=== YOUR GOAL ===
Which lines in the items below contain the word "List"? Copy out each one.

=== Records ===
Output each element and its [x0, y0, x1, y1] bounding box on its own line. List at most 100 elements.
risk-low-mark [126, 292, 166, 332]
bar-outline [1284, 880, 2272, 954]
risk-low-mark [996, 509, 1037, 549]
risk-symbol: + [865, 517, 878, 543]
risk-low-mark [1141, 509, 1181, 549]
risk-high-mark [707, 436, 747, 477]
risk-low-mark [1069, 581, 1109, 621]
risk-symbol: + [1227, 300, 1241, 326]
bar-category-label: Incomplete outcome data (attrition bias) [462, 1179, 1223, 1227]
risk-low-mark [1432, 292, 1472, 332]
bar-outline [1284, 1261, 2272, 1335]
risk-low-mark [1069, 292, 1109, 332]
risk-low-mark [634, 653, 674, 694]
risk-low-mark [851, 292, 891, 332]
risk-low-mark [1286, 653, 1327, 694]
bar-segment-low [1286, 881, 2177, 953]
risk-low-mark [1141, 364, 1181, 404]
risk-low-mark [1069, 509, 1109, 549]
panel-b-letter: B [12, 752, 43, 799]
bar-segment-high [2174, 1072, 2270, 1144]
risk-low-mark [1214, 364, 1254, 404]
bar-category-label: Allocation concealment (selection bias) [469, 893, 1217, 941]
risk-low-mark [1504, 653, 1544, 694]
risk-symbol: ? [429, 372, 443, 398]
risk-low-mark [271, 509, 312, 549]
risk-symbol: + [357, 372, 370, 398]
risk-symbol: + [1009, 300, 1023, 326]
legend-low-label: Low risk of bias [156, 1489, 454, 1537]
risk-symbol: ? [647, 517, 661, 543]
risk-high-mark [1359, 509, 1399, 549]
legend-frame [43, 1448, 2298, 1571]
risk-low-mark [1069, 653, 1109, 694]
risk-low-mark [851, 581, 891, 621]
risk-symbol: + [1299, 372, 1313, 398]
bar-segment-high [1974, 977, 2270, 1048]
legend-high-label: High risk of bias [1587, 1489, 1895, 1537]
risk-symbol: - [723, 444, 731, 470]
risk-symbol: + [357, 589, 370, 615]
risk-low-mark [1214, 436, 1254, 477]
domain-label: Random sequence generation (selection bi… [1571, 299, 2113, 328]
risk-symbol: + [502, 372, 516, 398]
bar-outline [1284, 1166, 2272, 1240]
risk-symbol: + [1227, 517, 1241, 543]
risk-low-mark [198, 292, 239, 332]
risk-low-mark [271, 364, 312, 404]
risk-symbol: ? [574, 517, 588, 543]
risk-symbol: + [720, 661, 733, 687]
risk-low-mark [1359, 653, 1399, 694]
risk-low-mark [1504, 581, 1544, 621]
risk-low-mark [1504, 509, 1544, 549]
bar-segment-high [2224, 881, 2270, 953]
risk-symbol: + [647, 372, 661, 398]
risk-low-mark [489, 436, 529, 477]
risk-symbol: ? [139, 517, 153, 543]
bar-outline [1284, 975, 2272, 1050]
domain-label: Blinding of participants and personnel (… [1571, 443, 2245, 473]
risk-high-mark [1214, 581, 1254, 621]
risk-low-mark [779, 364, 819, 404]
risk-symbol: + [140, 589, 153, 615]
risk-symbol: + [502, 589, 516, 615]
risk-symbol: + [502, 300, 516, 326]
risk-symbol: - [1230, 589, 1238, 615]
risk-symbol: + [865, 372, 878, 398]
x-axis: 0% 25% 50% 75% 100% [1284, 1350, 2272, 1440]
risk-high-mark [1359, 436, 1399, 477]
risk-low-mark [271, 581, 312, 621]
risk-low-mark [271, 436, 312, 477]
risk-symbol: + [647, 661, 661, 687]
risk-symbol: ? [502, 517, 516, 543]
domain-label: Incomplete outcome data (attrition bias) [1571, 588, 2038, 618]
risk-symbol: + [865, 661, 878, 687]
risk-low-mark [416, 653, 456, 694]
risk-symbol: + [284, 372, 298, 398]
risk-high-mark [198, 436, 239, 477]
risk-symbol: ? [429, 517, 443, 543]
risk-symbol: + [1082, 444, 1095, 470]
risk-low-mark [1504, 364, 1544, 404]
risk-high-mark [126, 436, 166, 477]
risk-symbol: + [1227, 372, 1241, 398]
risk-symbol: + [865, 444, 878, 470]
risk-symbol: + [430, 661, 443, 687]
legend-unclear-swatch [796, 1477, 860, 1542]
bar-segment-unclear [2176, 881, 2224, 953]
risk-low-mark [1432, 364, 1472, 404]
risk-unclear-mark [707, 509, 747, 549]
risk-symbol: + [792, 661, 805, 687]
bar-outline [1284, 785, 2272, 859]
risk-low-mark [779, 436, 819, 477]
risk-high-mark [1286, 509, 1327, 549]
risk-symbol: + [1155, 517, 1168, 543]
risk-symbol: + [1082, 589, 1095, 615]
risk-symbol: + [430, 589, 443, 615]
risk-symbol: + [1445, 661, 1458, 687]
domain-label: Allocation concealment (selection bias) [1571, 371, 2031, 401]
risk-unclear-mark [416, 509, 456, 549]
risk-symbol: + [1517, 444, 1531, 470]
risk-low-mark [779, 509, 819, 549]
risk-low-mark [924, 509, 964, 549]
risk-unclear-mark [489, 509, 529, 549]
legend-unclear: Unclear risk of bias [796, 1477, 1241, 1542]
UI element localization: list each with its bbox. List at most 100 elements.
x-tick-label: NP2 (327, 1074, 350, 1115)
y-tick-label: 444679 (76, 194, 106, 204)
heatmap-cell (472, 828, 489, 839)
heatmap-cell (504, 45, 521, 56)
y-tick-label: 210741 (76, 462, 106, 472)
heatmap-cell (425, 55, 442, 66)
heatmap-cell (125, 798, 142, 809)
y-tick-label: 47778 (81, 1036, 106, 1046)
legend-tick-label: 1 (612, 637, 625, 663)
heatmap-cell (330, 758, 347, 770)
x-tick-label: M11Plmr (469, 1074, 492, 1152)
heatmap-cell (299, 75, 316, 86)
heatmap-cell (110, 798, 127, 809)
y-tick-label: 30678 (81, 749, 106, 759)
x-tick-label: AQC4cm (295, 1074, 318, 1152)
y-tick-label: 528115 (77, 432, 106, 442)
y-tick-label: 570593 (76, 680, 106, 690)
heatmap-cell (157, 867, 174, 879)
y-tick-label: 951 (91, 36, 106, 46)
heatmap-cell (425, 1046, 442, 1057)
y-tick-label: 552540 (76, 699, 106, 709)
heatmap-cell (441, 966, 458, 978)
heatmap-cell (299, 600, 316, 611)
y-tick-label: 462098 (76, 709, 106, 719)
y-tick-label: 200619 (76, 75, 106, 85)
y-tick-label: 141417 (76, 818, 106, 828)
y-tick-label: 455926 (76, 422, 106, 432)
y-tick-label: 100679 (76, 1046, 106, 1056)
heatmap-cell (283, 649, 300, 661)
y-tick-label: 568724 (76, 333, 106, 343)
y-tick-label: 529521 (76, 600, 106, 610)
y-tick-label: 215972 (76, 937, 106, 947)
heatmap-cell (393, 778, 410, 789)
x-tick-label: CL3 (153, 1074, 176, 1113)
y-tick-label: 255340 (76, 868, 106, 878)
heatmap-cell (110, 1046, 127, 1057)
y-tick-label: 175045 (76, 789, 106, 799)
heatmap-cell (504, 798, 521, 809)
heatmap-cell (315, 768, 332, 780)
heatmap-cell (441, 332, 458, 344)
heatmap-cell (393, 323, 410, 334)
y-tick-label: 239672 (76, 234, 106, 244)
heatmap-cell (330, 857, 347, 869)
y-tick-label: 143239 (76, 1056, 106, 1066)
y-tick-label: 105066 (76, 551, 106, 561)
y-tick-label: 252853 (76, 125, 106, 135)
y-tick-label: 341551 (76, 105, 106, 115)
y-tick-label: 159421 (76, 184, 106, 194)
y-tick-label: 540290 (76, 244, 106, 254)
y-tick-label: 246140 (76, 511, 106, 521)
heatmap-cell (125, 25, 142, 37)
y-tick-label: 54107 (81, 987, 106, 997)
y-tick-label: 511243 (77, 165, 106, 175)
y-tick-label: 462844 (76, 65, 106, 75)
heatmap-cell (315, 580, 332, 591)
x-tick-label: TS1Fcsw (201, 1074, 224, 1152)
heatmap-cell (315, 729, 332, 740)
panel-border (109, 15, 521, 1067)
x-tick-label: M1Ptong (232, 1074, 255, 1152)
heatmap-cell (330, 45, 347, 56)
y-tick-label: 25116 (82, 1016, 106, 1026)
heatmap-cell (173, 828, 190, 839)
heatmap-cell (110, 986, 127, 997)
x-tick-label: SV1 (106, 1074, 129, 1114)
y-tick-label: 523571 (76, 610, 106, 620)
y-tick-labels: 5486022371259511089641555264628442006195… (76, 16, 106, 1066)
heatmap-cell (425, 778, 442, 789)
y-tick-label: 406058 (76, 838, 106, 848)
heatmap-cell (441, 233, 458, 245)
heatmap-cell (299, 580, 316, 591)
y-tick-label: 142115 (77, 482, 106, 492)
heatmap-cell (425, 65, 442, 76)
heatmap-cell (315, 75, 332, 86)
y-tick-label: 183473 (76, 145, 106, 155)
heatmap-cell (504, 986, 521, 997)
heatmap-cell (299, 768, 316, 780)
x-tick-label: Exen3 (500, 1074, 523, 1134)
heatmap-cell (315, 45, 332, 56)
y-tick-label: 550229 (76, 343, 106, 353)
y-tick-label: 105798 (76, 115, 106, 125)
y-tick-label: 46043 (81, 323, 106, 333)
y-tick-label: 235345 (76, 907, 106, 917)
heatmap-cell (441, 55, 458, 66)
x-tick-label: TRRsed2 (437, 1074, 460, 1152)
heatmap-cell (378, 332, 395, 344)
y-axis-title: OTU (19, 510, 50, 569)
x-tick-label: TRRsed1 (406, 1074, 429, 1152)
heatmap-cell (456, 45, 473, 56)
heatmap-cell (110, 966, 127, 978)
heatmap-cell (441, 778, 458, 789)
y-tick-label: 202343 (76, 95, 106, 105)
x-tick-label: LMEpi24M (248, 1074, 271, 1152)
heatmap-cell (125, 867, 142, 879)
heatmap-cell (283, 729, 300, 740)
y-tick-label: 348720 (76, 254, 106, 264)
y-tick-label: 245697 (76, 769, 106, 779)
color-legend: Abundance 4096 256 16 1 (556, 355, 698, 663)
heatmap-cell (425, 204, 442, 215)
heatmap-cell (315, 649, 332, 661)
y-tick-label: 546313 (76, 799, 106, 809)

=== SOLUTION TO THE PROBLEM ===
Output each element and its [x0, y0, x1, y1] bounding box on its own line. List at most 100 elements.
UI element localization: list each with its bbox. List at most 100 elements.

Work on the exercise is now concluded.